*Work to do*: Leave out the images and repeat the listing below without a single change.

━━━

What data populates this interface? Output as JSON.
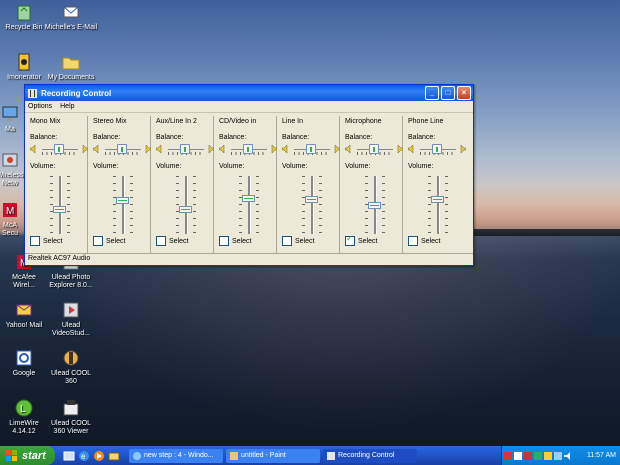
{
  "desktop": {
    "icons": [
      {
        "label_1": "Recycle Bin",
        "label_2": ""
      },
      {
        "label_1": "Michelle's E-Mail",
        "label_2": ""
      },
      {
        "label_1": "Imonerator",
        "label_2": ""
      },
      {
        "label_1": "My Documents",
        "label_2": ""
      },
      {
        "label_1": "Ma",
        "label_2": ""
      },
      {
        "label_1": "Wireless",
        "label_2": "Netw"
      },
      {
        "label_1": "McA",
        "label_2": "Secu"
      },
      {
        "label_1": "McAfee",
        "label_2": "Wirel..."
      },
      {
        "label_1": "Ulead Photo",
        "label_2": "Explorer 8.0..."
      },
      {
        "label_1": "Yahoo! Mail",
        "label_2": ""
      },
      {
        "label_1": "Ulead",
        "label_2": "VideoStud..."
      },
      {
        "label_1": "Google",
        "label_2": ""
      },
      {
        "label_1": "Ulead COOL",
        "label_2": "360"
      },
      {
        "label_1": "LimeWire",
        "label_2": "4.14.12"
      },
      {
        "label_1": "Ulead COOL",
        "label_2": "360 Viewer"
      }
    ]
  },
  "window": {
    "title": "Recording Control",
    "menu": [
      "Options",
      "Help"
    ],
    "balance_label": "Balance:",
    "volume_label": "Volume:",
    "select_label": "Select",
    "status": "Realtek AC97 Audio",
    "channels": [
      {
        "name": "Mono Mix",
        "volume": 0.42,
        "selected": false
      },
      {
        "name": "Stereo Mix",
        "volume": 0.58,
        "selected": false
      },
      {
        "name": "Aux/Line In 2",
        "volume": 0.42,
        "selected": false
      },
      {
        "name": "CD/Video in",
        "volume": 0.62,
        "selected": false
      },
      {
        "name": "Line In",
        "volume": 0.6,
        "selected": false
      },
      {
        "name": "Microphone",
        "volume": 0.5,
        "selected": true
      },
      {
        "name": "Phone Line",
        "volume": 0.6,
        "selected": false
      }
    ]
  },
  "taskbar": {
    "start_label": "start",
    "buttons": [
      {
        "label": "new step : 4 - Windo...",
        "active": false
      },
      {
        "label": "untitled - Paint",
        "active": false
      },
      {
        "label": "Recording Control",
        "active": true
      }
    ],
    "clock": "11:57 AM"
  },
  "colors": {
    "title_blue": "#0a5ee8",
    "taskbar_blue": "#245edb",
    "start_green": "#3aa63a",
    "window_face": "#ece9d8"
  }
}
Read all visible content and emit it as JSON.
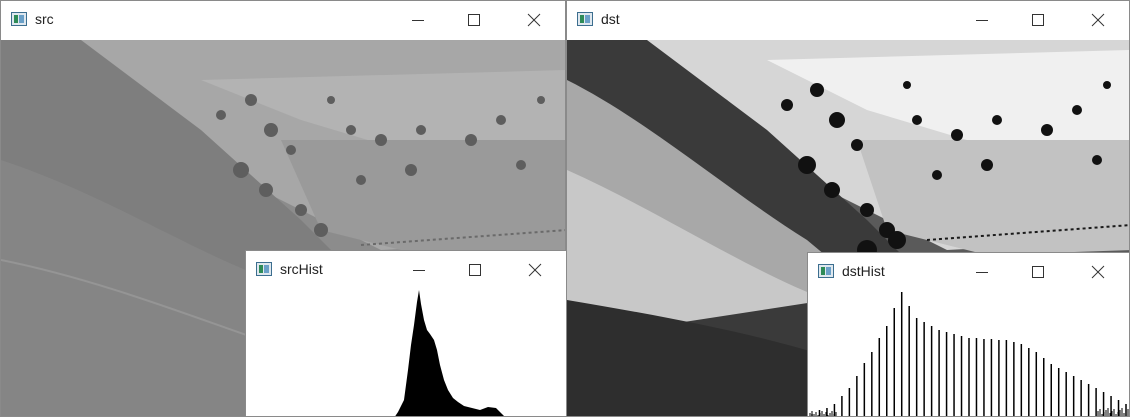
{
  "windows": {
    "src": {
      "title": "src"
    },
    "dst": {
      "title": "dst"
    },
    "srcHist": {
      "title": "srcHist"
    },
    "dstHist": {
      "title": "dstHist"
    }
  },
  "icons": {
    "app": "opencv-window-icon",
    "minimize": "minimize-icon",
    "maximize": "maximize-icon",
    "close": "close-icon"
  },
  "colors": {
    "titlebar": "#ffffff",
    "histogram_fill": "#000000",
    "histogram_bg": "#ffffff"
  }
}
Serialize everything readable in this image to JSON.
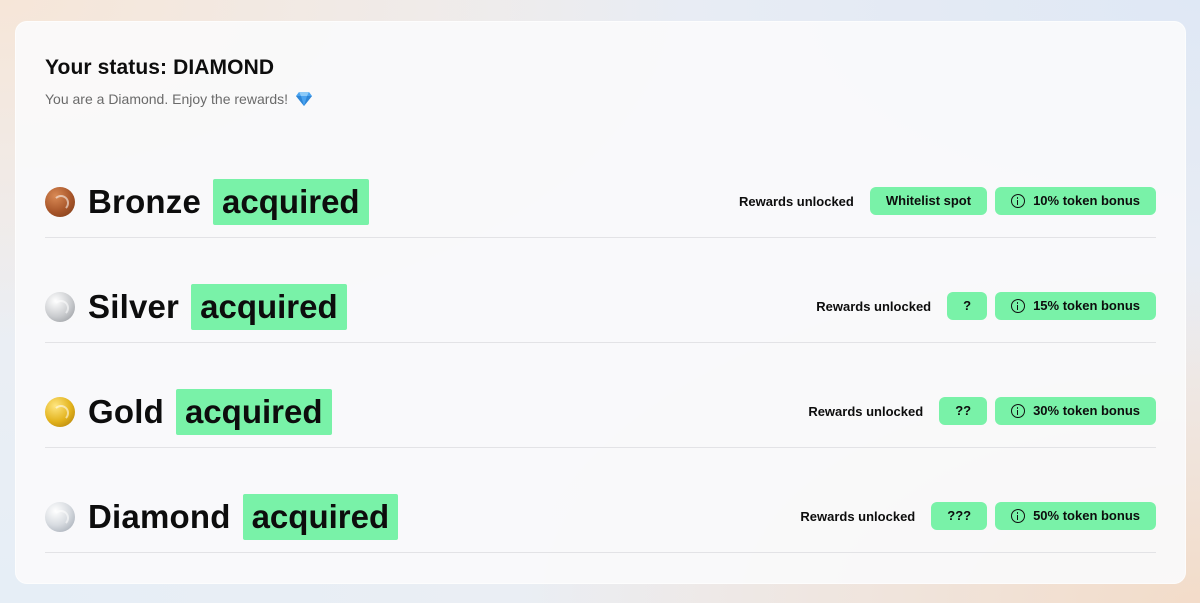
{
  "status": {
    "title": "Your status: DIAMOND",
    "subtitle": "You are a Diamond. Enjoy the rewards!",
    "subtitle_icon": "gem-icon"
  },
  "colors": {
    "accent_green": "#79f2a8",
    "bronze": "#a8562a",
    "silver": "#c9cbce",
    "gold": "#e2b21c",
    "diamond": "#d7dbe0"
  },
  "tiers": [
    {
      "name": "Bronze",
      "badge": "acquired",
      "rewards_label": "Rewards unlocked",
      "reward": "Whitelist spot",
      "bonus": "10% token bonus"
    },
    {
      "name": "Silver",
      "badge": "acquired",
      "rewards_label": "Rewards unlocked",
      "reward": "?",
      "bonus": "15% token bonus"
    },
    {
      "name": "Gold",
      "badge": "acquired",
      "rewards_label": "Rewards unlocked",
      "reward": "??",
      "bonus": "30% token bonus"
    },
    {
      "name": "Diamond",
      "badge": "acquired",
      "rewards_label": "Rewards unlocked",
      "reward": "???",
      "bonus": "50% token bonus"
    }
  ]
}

━━━

*Finished answer*:
What data populates this interface? Output as JSON.
{
  "desktop": {
    "icons": [
      {
        "label_1": "Recycle Bin",
        "label_2": ""
      },
      {
        "label_1": "Michelle's E-Mail",
        "label_2": ""
      },
      {
        "label_1": "Imonerator",
        "label_2": ""
      },
      {
        "label_1": "My Documents",
        "label_2": ""
      },
      {
        "label_1": "Ma",
        "label_2": ""
      },
      {
        "label_1": "Wireless",
        "label_2": "Netw"
      },
      {
        "label_1": "McA",
        "label_2": "Secu"
      },
      {
        "label_1": "McAfee",
        "label_2": "Wirel..."
      },
      {
        "label_1": "Ulead Photo",
        "label_2": "Explorer 8.0..."
      },
      {
        "label_1": "Yahoo! Mail",
        "label_2": ""
      },
      {
        "label_1": "Ulead",
        "label_2": "VideoStud..."
      },
      {
        "label_1": "Google",
        "label_2": ""
      },
      {
        "label_1": "Ulead COOL",
        "label_2": "360"
      },
      {
        "label_1": "LimeWire",
        "label_2": "4.14.12"
      },
      {
        "label_1": "Ulead COOL",
        "label_2": "360 Viewer"
      }
    ]
  },
  "window": {
    "title": "Recording Control",
    "menu": [
      "Options",
      "Help"
    ],
    "balance_label": "Balance:",
    "volume_label": "Volume:",
    "select_label": "Select",
    "status": "Realtek AC97 Audio",
    "channels": [
      {
        "name": "Mono Mix",
        "volume": 0.42,
        "selected": false
      },
      {
        "name": "Stereo Mix",
        "volume": 0.58,
        "selected": false
      },
      {
        "name": "Aux/Line In 2",
        "volume": 0.42,
        "selected": false
      },
      {
        "name": "CD/Video in",
        "volume": 0.62,
        "selected": false
      },
      {
        "name": "Line In",
        "volume": 0.6,
        "selected": false
      },
      {
        "name": "Microphone",
        "volume": 0.5,
        "selected": true
      },
      {
        "name": "Phone Line",
        "volume": 0.6,
        "selected": false
      }
    ]
  },
  "taskbar": {
    "start_label": "start",
    "buttons": [
      {
        "label": "new step : 4 - Windo...",
        "active": false
      },
      {
        "label": "untitled - Paint",
        "active": false
      },
      {
        "label": "Recording Control",
        "active": true
      }
    ],
    "clock": "11:57 AM"
  },
  "colors": {
    "title_blue": "#0a5ee8",
    "taskbar_blue": "#245edb",
    "start_green": "#3aa63a",
    "window_face": "#ece9d8"
  }
}
Read all visible content and emit it as JSON.
{
  "windows": {
    "src": {
      "title": "src"
    },
    "dst": {
      "title": "dst"
    },
    "srcHist": {
      "title": "srcHist"
    },
    "dstHist": {
      "title": "dstHist"
    }
  },
  "icons": {
    "app": "opencv-window-icon",
    "minimize": "minimize-icon",
    "maximize": "maximize-icon",
    "close": "close-icon"
  },
  "colors": {
    "titlebar": "#ffffff",
    "histogram_fill": "#000000",
    "histogram_bg": "#ffffff"
  }
}
Serialize everything readable in this image to JSON.
{
  "status": {
    "title": "Your status: DIAMOND",
    "subtitle": "You are a Diamond. Enjoy the rewards!",
    "subtitle_icon": "gem-icon"
  },
  "colors": {
    "accent_green": "#79f2a8",
    "bronze": "#a8562a",
    "silver": "#c9cbce",
    "gold": "#e2b21c",
    "diamond": "#d7dbe0"
  },
  "tiers": [
    {
      "name": "Bronze",
      "badge": "acquired",
      "rewards_label": "Rewards unlocked",
      "reward": "Whitelist spot",
      "bonus": "10% token bonus"
    },
    {
      "name": "Silver",
      "badge": "acquired",
      "rewards_label": "Rewards unlocked",
      "reward": "?",
      "bonus": "15% token bonus"
    },
    {
      "name": "Gold",
      "badge": "acquired",
      "rewards_label": "Rewards unlocked",
      "reward": "??",
      "bonus": "30% token bonus"
    },
    {
      "name": "Diamond",
      "badge": "acquired",
      "rewards_label": "Rewards unlocked",
      "reward": "???",
      "bonus": "50% token bonus"
    }
  ]
}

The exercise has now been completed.